_Prompt_:
Copy every entry exactly.

++++ Task inputs

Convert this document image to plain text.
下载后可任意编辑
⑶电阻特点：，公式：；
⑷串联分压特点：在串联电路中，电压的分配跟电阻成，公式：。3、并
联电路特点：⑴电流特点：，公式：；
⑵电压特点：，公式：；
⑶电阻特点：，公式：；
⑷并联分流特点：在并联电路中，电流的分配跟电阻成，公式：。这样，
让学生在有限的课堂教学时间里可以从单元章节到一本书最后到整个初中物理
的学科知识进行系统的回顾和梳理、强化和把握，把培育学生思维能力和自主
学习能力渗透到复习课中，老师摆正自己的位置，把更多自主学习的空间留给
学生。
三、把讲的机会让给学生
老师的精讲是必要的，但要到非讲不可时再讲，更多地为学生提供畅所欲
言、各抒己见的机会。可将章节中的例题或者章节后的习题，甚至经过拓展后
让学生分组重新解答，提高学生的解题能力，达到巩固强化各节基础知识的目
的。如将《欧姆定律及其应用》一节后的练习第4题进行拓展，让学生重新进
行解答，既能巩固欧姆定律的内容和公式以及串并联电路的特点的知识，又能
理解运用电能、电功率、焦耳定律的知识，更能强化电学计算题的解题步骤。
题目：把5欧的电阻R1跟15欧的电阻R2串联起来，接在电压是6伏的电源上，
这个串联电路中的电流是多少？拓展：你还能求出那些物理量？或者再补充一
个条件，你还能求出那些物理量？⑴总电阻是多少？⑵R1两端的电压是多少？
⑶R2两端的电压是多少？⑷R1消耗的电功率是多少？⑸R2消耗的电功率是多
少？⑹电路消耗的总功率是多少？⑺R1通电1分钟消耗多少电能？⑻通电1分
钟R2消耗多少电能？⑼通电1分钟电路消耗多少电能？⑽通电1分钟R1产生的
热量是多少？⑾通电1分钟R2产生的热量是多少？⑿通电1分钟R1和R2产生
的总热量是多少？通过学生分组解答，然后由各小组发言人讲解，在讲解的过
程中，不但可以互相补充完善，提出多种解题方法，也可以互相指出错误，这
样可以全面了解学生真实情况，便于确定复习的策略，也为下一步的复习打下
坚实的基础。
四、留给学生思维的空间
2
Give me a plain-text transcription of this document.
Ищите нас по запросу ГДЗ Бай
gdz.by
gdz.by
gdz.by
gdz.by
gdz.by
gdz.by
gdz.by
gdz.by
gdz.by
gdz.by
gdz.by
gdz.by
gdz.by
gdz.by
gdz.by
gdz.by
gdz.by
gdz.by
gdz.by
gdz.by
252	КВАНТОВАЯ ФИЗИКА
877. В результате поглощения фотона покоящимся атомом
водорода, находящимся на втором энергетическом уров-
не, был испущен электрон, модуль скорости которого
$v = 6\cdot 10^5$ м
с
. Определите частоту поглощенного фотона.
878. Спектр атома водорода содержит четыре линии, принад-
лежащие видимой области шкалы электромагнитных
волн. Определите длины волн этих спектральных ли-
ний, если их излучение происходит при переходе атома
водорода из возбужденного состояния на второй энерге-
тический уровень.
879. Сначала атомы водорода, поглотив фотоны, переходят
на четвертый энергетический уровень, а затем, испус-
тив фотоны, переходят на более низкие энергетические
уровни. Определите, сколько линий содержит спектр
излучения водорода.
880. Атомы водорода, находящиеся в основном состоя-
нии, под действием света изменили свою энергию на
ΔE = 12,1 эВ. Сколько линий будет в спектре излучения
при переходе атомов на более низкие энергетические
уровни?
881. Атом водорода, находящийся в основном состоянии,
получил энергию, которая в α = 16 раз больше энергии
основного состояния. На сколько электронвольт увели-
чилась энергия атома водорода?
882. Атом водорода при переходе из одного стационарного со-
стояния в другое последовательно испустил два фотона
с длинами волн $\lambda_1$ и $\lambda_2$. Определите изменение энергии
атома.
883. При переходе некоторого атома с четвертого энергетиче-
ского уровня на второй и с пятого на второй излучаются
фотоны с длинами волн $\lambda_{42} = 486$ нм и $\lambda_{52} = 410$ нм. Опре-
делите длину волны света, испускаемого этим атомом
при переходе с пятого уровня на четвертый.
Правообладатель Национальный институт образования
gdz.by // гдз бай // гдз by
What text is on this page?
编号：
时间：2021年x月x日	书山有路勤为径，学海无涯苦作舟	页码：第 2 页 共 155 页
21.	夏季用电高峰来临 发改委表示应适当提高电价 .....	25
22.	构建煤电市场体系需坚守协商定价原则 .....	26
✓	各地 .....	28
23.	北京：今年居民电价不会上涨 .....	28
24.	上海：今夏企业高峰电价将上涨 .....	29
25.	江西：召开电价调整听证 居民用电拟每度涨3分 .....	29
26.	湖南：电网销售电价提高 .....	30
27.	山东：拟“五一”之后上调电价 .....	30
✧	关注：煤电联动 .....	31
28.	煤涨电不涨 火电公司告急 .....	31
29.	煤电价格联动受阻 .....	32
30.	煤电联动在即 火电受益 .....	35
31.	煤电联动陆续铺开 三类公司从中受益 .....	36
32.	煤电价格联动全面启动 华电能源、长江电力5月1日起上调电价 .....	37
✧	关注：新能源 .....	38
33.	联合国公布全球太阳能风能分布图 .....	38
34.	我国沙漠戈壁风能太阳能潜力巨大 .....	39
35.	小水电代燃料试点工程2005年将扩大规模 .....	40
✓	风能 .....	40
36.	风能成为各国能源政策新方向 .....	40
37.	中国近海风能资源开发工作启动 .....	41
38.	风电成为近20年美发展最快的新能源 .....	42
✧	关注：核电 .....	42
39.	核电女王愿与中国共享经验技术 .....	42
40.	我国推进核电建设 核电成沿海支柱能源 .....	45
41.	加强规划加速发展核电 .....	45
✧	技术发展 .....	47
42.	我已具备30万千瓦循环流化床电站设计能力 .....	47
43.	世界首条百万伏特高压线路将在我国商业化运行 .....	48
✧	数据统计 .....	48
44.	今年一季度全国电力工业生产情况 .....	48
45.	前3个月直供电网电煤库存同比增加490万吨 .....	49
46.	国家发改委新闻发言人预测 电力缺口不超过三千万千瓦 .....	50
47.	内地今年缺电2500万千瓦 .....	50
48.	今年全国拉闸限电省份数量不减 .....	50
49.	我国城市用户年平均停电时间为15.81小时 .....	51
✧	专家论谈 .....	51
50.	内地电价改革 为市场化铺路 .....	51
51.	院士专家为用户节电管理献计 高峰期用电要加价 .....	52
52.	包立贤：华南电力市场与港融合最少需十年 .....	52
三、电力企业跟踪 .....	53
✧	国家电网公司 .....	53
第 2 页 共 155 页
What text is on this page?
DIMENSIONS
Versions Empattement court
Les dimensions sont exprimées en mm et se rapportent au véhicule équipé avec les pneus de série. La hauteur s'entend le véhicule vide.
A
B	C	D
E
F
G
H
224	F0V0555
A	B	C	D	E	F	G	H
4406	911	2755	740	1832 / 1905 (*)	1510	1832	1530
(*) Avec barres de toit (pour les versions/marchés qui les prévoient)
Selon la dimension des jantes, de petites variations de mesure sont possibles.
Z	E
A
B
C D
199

++++++++

_Solution to the problem_:
Convert this document image to plain text.
下载后可任意编辑
⑶电阻特点：，公式：；
⑷串联分压特点：在串联电路中，电压的分配跟电阻成，公式：。3、并
联电路特点：⑴电流特点：，公式：；
⑵电压特点：，公式：；
⑶电阻特点：，公式：；
⑷并联分流特点：在并联电路中，电流的分配跟电阻成，公式：。这样，
让学生在有限的课堂教学时间里可以从单元章节到一本书最后到整个初中物理
的学科知识进行系统的回顾和梳理、强化和把握，把培育学生思维能力和自主
学习能力渗透到复习课中，老师摆正自己的位置，把更多自主学习的空间留给
学生。
三、把讲的机会让给学生
老师的精讲是必要的，但要到非讲不可时再讲，更多地为学生提供畅所欲
言、各抒己见的机会。可将章节中的例题或者章节后的习题，甚至经过拓展后
让学生分组重新解答，提高学生的解题能力，达到巩固强化各节基础知识的目
的。如将《欧姆定律及其应用》一节后的练习第4题进行拓展，让学生重新进
行解答，既能巩固欧姆定律的内容和公式以及串并联电路的特点的知识，又能
理解运用电能、电功率、焦耳定律的知识，更能强化电学计算题的解题步骤。
题目：把5欧的电阻R1跟15欧的电阻R2串联起来，接在电压是6伏的电源上，
这个串联电路中的电流是多少？拓展：你还能求出那些物理量？或者再补充一
个条件，你还能求出那些物理量？⑴总电阻是多少？⑵R1两端的电压是多少？
⑶R2两端的电压是多少？⑷R1消耗的电功率是多少？⑸R2消耗的电功率是多
少？⑹电路消耗的总功率是多少？⑺R1通电1分钟消耗多少电能？⑻通电1分
钟R2消耗多少电能？⑼通电1分钟电路消耗多少电能？⑽通电1分钟R1产生的
热量是多少？⑾通电1分钟R2产生的热量是多少？⑿通电1分钟R1和R2产生
的总热量是多少？通过学生分组解答，然后由各小组发言人讲解，在讲解的过
程中，不但可以互相补充完善，提出多种解题方法，也可以互相指出错误，这
样可以全面了解学生真实情况，便于确定复习的策略，也为下一步的复习打下
坚实的基础。
四、留给学生思维的空间
2
Give me a plain-text transcription of this document.
Ищите нас по запросу ГДЗ Бай
gdz.by
gdz.by
gdz.by
gdz.by
gdz.by
gdz.by
gdz.by
gdz.by
gdz.by
gdz.by
gdz.by
gdz.by
gdz.by
gdz.by
gdz.by
gdz.by
gdz.by
gdz.by
gdz.by
gdz.by
252	КВАНТОВАЯ ФИЗИКА
877. В результате поглощения фотона покоящимся атомом
водорода, находящимся на втором энергетическом уров-
не, был испущен электрон, модуль скорости которого
$v = 6\cdot 10^5$ м
с
. Определите частоту поглощенного фотона.
878. Спектр атома водорода содержит четыре линии, принад-
лежащие видимой области шкалы электромагнитных
волн. Определите длины волн этих спектральных ли-
ний, если их излучение происходит при переходе атома
водорода из возбужденного состояния на второй энерге-
тический уровень.
879. Сначала атомы водорода, поглотив фотоны, переходят
на четвертый энергетический уровень, а затем, испус-
тив фотоны, переходят на более низкие энергетические
уровни. Определите, сколько линий содержит спектр
излучения водорода.
880. Атомы водорода, находящиеся в основном состоя-
нии, под действием света изменили свою энергию на
ΔE = 12,1 эВ. Сколько линий будет в спектре излучения
при переходе атомов на более низкие энергетические
уровни?
881. Атом водорода, находящийся в основном состоянии,
получил энергию, которая в α = 16 раз больше энергии
основного состояния. На сколько электронвольт увели-
чилась энергия атома водорода?
882. Атом водорода при переходе из одного стационарного со-
стояния в другое последовательно испустил два фотона
с длинами волн $\lambda_1$ и $\lambda_2$. Определите изменение энергии
атома.
883. При переходе некоторого атома с четвертого энергетиче-
ского уровня на второй и с пятого на второй излучаются
фотоны с длинами волн $\lambda_{42} = 486$ нм и $\lambda_{52} = 410$ нм. Опре-
делите длину волны света, испускаемого этим атомом
при переходе с пятого уровня на четвертый.
Правообладатель Национальный институт образования
gdz.by // гдз бай // гдз by
What text is on this page?
编号：
时间：2021年x月x日	书山有路勤为径，学海无涯苦作舟	页码：第 2 页 共 155 页
21.	夏季用电高峰来临 发改委表示应适当提高电价 .....	25
22.	构建煤电市场体系需坚守协商定价原则 .....	26
✓	各地 .....	28
23.	北京：今年居民电价不会上涨 .....	28
24.	上海：今夏企业高峰电价将上涨 .....	29
25.	江西：召开电价调整听证 居民用电拟每度涨3分 .....	29
26.	湖南：电网销售电价提高 .....	30
27.	山东：拟“五一”之后上调电价 .....	30
✧	关注：煤电联动 .....	31
28.	煤涨电不涨 火电公司告急 .....	31
29.	煤电价格联动受阻 .....	32
30.	煤电联动在即 火电受益 .....	35
31.	煤电联动陆续铺开 三类公司从中受益 .....	36
32.	煤电价格联动全面启动 华电能源、长江电力5月1日起上调电价 .....	37
✧	关注：新能源 .....	38
33.	联合国公布全球太阳能风能分布图 .....	38
34.	我国沙漠戈壁风能太阳能潜力巨大 .....	39
35.	小水电代燃料试点工程2005年将扩大规模 .....	40
✓	风能 .....	40
36.	风能成为各国能源政策新方向 .....	40
37.	中国近海风能资源开发工作启动 .....	41
38.	风电成为近20年美发展最快的新能源 .....	42
✧	关注：核电 .....	42
39.	核电女王愿与中国共享经验技术 .....	42
40.	我国推进核电建设 核电成沿海支柱能源 .....	45
41.	加强规划加速发展核电 .....	45
✧	技术发展 .....	47
42.	我已具备30万千瓦循环流化床电站设计能力 .....	47
43.	世界首条百万伏特高压线路将在我国商业化运行 .....	48
✧	数据统计 .....	48
44.	今年一季度全国电力工业生产情况 .....	48
45.	前3个月直供电网电煤库存同比增加490万吨 .....	49
46.	国家发改委新闻发言人预测 电力缺口不超过三千万千瓦 .....	50
47.	内地今年缺电2500万千瓦 .....	50
48.	今年全国拉闸限电省份数量不减 .....	50
49.	我国城市用户年平均停电时间为15.81小时 .....	51
✧	专家论谈 .....	51
50.	内地电价改革 为市场化铺路 .....	51
51.	院士专家为用户节电管理献计 高峰期用电要加价 .....	52
52.	包立贤：华南电力市场与港融合最少需十年 .....	52
三、电力企业跟踪 .....	53
✧	国家电网公司 .....	53
第 2 页 共 155 页
What text is on this page?
DIMENSIONS
Versions Empattement court
Les dimensions sont exprimées en mm et se rapportent au véhicule équipé avec les pneus de série. La hauteur s'entend le véhicule vide.
A
B	C	D
E
F
G
H
224	F0V0555
A	B	C	D	E	F	G	H
4406	911	2755	740	1832 / 1905 (*)	1510	1832	1530
(*) Avec barres de toit (pour les versions/marchés qui les prévoient)
Selon la dimension des jantes, de petites variations de mesure sont possibles.
Z	E
A
B
C D
199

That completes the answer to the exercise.